Rows from a figure dataset:
• • •
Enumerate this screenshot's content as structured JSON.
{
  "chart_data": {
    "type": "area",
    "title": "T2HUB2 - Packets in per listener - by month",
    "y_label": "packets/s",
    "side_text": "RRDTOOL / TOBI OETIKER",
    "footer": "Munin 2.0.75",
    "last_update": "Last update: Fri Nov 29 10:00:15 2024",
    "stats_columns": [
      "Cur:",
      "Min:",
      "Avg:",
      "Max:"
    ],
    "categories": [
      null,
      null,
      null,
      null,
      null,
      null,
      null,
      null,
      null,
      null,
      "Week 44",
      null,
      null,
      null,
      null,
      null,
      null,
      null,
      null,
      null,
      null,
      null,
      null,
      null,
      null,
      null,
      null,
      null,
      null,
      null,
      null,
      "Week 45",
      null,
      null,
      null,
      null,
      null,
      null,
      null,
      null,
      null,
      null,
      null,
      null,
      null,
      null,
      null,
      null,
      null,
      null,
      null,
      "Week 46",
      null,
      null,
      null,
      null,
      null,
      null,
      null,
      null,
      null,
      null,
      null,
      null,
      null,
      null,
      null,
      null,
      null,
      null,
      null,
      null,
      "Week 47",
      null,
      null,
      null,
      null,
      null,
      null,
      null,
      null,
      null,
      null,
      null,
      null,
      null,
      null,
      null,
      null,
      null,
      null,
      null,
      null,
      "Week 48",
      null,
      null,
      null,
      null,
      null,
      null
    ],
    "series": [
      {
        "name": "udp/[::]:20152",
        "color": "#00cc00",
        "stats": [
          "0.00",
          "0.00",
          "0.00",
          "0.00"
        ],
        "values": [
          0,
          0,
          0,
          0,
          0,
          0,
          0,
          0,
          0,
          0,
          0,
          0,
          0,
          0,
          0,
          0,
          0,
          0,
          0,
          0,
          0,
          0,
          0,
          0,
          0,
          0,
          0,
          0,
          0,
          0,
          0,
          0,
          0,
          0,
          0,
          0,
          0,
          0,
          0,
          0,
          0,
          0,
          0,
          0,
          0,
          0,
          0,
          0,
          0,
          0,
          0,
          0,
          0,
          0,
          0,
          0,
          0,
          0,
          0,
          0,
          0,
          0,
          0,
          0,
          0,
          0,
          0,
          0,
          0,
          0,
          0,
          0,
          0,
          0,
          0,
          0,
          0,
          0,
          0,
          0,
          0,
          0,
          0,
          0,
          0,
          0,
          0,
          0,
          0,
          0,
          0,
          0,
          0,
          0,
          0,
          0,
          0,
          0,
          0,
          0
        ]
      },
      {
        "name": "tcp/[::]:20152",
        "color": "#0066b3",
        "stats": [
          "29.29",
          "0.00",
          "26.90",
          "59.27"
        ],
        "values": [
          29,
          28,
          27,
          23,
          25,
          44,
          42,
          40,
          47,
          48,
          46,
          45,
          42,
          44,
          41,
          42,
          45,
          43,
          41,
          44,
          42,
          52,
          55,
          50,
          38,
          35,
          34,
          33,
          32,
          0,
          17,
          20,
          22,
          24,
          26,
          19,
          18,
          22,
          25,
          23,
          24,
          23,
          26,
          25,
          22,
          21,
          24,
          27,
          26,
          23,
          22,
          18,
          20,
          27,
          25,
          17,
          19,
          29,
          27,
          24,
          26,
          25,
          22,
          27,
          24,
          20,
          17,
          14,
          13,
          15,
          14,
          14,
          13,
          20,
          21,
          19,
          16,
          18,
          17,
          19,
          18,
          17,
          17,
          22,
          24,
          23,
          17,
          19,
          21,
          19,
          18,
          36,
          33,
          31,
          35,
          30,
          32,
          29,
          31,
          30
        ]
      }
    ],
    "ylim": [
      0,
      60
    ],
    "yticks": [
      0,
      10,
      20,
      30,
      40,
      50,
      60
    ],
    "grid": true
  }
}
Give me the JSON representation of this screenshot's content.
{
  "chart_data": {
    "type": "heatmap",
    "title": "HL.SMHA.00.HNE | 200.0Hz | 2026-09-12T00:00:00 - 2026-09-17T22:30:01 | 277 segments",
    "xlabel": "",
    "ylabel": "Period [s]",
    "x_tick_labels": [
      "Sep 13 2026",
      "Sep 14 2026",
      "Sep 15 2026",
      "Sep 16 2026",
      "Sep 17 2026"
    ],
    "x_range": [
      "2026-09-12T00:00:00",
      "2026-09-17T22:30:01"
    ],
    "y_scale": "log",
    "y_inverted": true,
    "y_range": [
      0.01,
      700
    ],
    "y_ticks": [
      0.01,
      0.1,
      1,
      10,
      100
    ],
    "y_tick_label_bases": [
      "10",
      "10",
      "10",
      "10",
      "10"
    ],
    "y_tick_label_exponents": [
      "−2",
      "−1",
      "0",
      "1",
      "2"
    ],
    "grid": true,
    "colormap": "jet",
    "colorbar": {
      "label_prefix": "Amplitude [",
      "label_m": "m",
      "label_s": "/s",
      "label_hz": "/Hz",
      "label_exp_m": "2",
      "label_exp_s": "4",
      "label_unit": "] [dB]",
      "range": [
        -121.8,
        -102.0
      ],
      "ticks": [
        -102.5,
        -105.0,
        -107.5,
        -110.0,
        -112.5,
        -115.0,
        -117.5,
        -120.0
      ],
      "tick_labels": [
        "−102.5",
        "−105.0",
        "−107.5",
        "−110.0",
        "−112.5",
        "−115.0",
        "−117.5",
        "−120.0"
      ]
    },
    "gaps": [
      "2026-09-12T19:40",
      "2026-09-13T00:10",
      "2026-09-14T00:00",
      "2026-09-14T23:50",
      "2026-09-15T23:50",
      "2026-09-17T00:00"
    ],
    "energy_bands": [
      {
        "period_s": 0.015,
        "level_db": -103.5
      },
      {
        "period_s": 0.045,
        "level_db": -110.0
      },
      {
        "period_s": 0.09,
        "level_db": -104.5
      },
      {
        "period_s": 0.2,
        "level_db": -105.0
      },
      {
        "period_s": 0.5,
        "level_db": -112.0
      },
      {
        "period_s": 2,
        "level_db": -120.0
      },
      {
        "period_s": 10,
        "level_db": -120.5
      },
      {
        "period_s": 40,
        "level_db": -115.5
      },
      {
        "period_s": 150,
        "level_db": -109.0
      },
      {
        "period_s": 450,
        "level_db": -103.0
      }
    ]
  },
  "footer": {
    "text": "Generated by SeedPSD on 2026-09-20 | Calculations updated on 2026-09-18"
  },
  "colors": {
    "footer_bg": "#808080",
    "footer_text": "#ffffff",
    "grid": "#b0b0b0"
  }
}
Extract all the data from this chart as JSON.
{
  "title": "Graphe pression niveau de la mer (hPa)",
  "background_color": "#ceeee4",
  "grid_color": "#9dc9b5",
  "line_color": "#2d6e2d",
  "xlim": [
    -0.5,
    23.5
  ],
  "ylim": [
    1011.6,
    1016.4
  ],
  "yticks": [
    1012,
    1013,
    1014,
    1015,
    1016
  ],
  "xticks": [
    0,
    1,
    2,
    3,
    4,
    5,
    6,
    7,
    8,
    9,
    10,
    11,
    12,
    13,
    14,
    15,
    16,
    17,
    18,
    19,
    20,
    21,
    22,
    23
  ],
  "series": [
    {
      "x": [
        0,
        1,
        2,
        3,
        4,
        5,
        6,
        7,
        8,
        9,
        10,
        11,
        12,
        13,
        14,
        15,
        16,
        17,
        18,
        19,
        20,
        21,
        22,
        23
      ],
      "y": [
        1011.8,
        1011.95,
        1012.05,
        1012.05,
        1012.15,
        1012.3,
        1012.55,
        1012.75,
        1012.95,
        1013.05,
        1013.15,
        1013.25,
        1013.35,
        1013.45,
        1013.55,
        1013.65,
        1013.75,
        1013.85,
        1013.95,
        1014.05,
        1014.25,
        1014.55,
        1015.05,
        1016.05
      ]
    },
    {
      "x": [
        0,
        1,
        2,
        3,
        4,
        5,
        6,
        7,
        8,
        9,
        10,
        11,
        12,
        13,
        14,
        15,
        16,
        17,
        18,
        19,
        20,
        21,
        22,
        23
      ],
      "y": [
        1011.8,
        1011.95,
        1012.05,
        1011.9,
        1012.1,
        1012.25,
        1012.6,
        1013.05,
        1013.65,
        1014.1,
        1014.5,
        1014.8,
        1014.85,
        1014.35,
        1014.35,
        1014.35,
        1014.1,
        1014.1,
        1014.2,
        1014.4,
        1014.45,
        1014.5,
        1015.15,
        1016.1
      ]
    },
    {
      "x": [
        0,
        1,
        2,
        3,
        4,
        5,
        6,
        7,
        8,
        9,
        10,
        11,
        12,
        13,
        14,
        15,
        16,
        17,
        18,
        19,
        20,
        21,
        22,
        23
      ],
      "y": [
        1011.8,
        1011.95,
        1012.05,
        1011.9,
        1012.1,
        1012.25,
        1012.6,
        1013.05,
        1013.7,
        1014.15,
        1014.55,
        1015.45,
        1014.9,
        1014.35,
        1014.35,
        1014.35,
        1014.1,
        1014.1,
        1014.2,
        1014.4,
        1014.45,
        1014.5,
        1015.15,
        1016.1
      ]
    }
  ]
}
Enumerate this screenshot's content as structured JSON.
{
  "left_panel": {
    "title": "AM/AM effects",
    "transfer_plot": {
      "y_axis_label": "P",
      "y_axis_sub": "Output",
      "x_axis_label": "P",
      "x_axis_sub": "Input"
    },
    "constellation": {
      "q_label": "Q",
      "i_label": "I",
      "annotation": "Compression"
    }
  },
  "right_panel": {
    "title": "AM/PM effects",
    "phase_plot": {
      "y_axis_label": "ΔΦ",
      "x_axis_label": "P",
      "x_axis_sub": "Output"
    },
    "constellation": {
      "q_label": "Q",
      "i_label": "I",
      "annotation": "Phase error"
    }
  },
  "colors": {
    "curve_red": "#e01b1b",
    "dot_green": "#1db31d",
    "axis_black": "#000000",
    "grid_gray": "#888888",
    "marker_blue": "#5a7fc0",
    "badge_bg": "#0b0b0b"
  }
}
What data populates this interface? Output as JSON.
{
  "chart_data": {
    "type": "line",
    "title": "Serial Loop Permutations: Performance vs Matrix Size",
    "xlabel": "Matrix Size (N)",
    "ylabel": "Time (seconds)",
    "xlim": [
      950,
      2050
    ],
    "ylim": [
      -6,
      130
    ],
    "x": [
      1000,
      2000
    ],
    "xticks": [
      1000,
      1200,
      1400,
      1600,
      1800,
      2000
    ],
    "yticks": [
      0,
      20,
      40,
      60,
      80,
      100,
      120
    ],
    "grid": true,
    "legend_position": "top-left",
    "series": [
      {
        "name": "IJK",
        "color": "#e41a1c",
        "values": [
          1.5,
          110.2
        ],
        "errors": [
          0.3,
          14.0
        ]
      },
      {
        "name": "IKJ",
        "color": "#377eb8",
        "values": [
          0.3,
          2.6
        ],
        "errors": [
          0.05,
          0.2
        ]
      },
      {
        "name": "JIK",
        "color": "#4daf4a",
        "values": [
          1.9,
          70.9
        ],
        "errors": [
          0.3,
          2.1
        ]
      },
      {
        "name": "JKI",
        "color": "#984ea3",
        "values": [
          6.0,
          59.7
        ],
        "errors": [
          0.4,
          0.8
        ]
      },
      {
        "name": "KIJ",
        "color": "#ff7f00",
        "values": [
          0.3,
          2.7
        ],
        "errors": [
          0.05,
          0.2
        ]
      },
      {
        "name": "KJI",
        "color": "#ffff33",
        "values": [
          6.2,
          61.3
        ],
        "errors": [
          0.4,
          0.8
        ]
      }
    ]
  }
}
• • •
◆ **EXERCISE INSTRUCTIONS**
Copy every line of the listing that includes the string "Matrix".

◆ **PROBLEM SOLUTION**
    "title": "Serial Loop Permutations: Performance vs Matrix Size",
    "xlabel": "Matrix Size (N)",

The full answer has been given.